** Goal **
Find each line with the string "bardziej" and report it.

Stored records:
----

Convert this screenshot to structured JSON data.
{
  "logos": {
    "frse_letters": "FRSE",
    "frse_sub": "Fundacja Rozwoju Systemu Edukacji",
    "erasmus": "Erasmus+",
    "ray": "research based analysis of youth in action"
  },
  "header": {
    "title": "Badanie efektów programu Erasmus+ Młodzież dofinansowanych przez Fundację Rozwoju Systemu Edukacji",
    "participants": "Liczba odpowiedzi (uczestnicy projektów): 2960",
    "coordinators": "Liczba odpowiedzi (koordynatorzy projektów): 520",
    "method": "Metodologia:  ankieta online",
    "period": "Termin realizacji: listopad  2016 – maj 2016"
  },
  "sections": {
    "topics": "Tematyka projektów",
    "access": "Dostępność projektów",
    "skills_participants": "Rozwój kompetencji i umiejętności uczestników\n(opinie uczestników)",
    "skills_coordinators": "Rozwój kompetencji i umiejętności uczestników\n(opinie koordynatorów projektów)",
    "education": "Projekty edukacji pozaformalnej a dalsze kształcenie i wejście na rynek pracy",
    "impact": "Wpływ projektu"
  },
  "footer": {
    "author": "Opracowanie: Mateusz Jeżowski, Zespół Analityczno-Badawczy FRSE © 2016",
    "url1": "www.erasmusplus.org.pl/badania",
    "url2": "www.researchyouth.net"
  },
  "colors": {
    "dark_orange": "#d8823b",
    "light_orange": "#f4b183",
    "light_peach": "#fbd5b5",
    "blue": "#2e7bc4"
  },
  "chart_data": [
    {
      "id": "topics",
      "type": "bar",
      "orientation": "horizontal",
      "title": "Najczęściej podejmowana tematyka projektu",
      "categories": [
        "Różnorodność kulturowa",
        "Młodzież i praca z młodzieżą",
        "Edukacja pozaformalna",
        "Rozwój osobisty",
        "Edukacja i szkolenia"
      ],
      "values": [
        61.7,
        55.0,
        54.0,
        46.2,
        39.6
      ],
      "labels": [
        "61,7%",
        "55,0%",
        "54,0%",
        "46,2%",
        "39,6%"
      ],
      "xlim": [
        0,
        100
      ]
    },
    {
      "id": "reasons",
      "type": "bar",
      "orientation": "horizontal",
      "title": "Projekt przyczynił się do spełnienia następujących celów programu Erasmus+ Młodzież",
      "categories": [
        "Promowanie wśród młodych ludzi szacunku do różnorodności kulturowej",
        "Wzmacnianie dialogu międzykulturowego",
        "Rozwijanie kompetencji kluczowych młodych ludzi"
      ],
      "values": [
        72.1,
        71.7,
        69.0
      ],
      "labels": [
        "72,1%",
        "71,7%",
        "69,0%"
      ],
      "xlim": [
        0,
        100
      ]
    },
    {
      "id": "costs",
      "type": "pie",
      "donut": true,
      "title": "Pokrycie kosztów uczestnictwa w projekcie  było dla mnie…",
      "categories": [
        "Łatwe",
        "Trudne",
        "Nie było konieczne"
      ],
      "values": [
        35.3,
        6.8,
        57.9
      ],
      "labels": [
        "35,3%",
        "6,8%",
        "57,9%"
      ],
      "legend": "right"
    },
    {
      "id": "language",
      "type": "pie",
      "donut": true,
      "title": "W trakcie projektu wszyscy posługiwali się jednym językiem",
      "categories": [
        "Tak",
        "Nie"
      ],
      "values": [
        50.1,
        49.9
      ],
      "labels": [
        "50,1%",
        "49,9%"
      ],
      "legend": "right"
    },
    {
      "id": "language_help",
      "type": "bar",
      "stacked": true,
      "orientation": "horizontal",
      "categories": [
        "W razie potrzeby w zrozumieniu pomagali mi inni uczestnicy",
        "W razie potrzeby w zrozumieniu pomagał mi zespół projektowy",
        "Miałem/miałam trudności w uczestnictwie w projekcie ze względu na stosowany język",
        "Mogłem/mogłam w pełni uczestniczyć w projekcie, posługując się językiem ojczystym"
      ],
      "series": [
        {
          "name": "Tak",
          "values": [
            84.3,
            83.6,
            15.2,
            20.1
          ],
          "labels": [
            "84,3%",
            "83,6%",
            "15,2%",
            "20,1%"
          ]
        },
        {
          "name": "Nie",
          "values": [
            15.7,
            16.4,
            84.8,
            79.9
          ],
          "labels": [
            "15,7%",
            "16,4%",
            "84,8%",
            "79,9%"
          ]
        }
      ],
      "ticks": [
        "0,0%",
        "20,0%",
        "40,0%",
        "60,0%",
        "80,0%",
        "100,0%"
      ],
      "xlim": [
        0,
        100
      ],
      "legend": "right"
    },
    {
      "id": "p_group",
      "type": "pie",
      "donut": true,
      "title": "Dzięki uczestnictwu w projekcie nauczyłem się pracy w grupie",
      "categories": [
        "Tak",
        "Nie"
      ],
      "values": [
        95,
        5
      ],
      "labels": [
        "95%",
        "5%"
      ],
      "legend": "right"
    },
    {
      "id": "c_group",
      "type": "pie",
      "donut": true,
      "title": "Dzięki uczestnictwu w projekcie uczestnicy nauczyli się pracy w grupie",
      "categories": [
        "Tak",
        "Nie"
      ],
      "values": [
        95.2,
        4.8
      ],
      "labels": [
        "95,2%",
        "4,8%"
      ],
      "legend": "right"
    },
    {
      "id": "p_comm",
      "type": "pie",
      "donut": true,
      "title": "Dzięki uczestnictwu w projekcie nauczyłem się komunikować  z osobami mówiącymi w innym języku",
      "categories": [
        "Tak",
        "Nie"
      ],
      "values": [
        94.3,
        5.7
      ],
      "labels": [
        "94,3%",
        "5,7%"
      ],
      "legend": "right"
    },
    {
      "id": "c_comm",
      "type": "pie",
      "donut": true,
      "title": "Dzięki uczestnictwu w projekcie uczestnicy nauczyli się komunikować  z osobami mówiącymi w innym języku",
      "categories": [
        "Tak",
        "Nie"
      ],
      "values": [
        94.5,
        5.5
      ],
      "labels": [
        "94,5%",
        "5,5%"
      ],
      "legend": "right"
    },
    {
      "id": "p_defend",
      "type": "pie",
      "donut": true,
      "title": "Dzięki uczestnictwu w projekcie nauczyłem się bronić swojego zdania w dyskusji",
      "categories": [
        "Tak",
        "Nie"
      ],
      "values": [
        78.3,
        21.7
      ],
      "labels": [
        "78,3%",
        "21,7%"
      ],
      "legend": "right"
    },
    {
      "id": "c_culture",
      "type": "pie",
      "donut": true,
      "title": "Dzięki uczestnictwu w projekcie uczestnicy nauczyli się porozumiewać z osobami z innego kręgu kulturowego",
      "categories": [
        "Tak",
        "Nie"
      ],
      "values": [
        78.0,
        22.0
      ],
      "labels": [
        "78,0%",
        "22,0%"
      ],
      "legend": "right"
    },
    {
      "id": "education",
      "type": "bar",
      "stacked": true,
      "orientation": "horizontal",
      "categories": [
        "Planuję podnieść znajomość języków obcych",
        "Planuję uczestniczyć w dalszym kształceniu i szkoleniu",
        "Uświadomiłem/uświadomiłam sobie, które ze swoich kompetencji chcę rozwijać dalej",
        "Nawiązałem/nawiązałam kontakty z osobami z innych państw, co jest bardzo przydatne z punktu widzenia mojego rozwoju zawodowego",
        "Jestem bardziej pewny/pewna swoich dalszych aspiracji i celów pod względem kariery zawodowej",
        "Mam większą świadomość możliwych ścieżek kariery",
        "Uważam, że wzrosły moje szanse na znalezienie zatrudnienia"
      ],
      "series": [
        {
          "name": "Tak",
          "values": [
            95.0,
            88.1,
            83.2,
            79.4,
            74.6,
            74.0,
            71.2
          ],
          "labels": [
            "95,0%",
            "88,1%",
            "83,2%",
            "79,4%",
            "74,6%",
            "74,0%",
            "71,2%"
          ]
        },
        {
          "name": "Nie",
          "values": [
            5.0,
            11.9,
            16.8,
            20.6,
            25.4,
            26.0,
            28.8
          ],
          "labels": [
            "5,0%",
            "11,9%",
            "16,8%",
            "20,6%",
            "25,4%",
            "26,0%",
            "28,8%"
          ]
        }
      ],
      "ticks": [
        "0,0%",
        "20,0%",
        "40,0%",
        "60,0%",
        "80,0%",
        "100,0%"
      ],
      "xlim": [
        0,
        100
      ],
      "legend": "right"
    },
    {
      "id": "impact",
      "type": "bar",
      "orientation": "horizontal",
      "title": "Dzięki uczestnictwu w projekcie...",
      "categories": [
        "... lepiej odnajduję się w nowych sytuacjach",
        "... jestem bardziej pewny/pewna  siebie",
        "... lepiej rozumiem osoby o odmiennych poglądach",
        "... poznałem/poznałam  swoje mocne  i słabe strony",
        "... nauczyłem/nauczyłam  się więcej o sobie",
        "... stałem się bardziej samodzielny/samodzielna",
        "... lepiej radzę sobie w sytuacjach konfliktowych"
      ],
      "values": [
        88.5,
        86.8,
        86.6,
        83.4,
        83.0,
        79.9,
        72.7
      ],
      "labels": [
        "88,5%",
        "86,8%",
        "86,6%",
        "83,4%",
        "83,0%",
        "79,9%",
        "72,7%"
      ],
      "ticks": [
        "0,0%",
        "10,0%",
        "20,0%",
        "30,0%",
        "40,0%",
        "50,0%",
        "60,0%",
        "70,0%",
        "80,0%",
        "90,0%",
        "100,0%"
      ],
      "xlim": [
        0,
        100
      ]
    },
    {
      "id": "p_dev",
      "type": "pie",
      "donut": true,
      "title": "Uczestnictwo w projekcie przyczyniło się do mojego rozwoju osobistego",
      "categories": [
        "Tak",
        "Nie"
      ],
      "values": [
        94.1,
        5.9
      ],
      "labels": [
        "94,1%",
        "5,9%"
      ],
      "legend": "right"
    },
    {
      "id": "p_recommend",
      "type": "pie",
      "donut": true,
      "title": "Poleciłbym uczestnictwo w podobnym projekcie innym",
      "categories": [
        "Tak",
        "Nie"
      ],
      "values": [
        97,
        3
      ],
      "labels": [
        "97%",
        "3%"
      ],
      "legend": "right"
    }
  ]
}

----

** Written reply **
        "Jestem bardziej pewny/pewna swoich dalszych aspiracji i celów pod względem kariery zawodowej",
        "... jestem bardziej pewny/pewna  siebie",
        "... stałem się bardziej samodzielny/samodzielna",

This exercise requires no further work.